Copy all of the material word for word, except for the pictures.

-- Material start --

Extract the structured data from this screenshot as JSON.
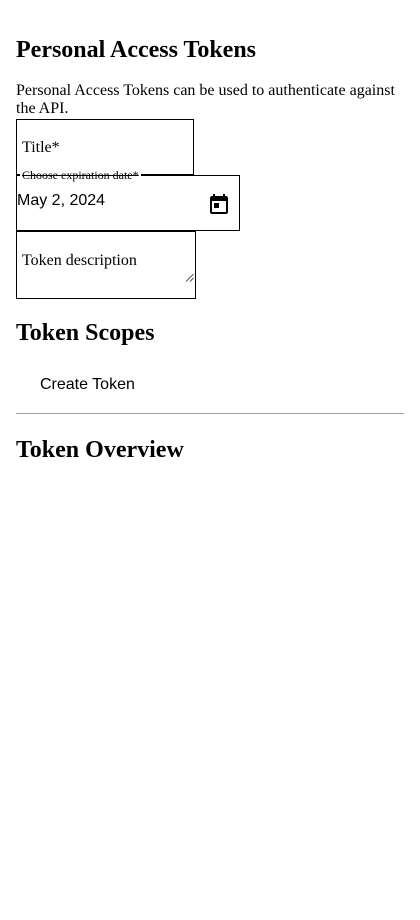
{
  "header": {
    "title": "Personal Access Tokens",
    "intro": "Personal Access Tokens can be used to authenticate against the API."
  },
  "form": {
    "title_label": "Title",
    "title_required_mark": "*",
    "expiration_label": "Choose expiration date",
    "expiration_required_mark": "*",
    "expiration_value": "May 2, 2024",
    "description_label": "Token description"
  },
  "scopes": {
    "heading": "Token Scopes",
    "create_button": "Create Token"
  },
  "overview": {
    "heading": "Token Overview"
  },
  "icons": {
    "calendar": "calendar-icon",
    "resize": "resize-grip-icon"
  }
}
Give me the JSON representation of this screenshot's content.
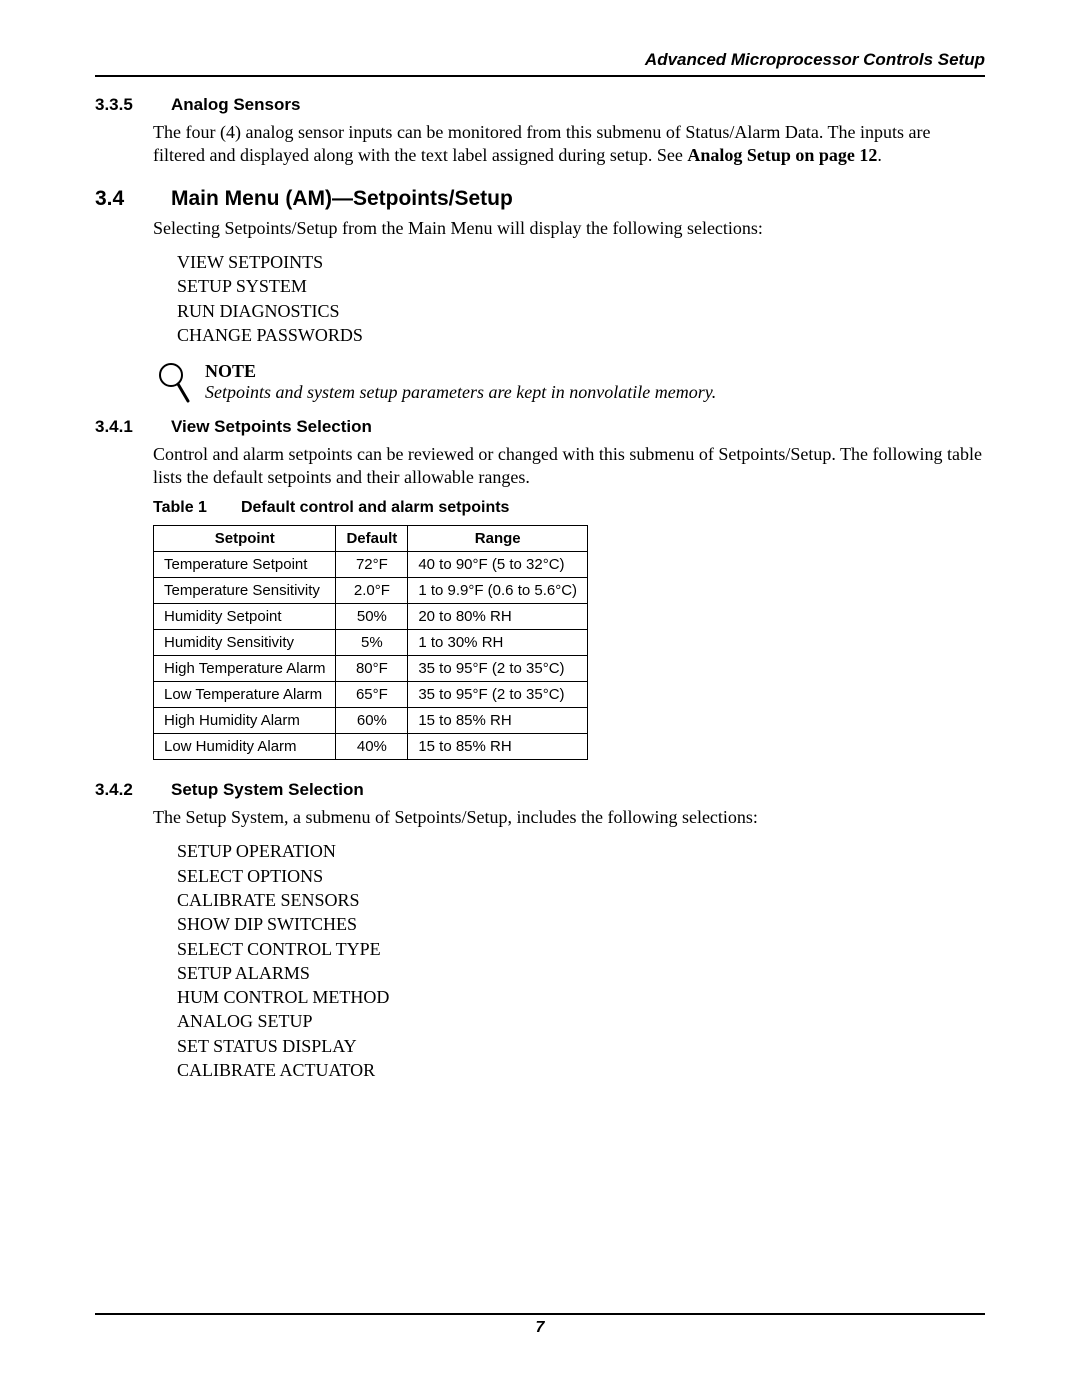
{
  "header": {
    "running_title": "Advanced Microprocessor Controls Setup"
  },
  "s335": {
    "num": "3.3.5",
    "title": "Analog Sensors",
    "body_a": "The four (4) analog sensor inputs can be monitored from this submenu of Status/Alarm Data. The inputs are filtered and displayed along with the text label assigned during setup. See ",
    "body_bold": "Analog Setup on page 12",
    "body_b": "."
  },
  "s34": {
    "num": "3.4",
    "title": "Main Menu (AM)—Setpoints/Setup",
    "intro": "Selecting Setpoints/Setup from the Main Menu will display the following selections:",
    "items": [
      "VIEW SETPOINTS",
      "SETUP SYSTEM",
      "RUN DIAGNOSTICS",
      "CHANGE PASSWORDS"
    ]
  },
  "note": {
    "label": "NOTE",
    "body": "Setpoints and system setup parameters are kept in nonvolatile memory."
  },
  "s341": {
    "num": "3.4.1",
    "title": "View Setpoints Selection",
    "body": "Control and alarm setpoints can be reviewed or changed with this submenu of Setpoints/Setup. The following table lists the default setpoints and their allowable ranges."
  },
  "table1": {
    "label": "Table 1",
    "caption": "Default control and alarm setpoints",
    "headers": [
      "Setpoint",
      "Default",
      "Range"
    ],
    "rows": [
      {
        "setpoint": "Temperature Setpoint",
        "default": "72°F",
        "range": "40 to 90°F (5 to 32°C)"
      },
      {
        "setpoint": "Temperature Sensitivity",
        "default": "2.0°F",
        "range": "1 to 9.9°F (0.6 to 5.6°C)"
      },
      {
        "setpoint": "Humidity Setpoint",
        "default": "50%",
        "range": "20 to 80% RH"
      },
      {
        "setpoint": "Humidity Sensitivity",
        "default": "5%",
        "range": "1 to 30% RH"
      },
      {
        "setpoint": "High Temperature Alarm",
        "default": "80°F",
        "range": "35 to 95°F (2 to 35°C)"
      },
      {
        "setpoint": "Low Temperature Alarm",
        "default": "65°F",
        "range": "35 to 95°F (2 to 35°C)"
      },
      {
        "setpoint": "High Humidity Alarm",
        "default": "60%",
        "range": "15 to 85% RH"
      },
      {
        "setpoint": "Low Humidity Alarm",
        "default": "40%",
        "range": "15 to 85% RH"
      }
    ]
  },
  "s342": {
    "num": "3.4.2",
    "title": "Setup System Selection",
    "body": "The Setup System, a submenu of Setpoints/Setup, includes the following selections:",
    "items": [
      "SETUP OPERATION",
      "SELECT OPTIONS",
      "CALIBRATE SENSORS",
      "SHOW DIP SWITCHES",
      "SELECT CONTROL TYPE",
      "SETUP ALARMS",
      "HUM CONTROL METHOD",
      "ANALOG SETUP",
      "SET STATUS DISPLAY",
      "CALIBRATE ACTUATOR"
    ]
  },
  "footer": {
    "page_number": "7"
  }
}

-- Material end --

Correct answer.
Extract the structured data from this screenshot as JSON.
{
  "header": {
    "title": "Personal Access Tokens",
    "intro": "Personal Access Tokens can be used to authenticate against the API."
  },
  "form": {
    "title_label": "Title",
    "title_required_mark": "*",
    "expiration_label": "Choose expiration date",
    "expiration_required_mark": "*",
    "expiration_value": "May 2, 2024",
    "description_label": "Token description"
  },
  "scopes": {
    "heading": "Token Scopes",
    "create_button": "Create Token"
  },
  "overview": {
    "heading": "Token Overview"
  },
  "icons": {
    "calendar": "calendar-icon",
    "resize": "resize-grip-icon"
  }
}
Give me the JSON representation of this screenshot's content.
{
  "header": {
    "running_title": "Advanced Microprocessor Controls Setup"
  },
  "s335": {
    "num": "3.3.5",
    "title": "Analog Sensors",
    "body_a": "The four (4) analog sensor inputs can be monitored from this submenu of Status/Alarm Data. The inputs are filtered and displayed along with the text label assigned during setup. See ",
    "body_bold": "Analog Setup on page 12",
    "body_b": "."
  },
  "s34": {
    "num": "3.4",
    "title": "Main Menu (AM)—Setpoints/Setup",
    "intro": "Selecting Setpoints/Setup from the Main Menu will display the following selections:",
    "items": [
      "VIEW SETPOINTS",
      "SETUP SYSTEM",
      "RUN DIAGNOSTICS",
      "CHANGE PASSWORDS"
    ]
  },
  "note": {
    "label": "NOTE",
    "body": "Setpoints and system setup parameters are kept in nonvolatile memory."
  },
  "s341": {
    "num": "3.4.1",
    "title": "View Setpoints Selection",
    "body": "Control and alarm setpoints can be reviewed or changed with this submenu of Setpoints/Setup. The following table lists the default setpoints and their allowable ranges."
  },
  "table1": {
    "label": "Table 1",
    "caption": "Default control and alarm setpoints",
    "headers": [
      "Setpoint",
      "Default",
      "Range"
    ],
    "rows": [
      {
        "setpoint": "Temperature Setpoint",
        "default": "72°F",
        "range": "40 to 90°F (5 to 32°C)"
      },
      {
        "setpoint": "Temperature Sensitivity",
        "default": "2.0°F",
        "range": "1 to 9.9°F (0.6 to 5.6°C)"
      },
      {
        "setpoint": "Humidity Setpoint",
        "default": "50%",
        "range": "20 to 80% RH"
      },
      {
        "setpoint": "Humidity Sensitivity",
        "default": "5%",
        "range": "1 to 30% RH"
      },
      {
        "setpoint": "High Temperature Alarm",
        "default": "80°F",
        "range": "35 to 95°F (2 to 35°C)"
      },
      {
        "setpoint": "Low Temperature Alarm",
        "default": "65°F",
        "range": "35 to 95°F (2 to 35°C)"
      },
      {
        "setpoint": "High Humidity Alarm",
        "default": "60%",
        "range": "15 to 85% RH"
      },
      {
        "setpoint": "Low Humidity Alarm",
        "default": "40%",
        "range": "15 to 85% RH"
      }
    ]
  },
  "s342": {
    "num": "3.4.2",
    "title": "Setup System Selection",
    "body": "The Setup System, a submenu of Setpoints/Setup, includes the following selections:",
    "items": [
      "SETUP OPERATION",
      "SELECT OPTIONS",
      "CALIBRATE SENSORS",
      "SHOW DIP SWITCHES",
      "SELECT CONTROL TYPE",
      "SETUP ALARMS",
      "HUM CONTROL METHOD",
      "ANALOG SETUP",
      "SET STATUS DISPLAY",
      "CALIBRATE ACTUATOR"
    ]
  },
  "footer": {
    "page_number": "7"
  }
}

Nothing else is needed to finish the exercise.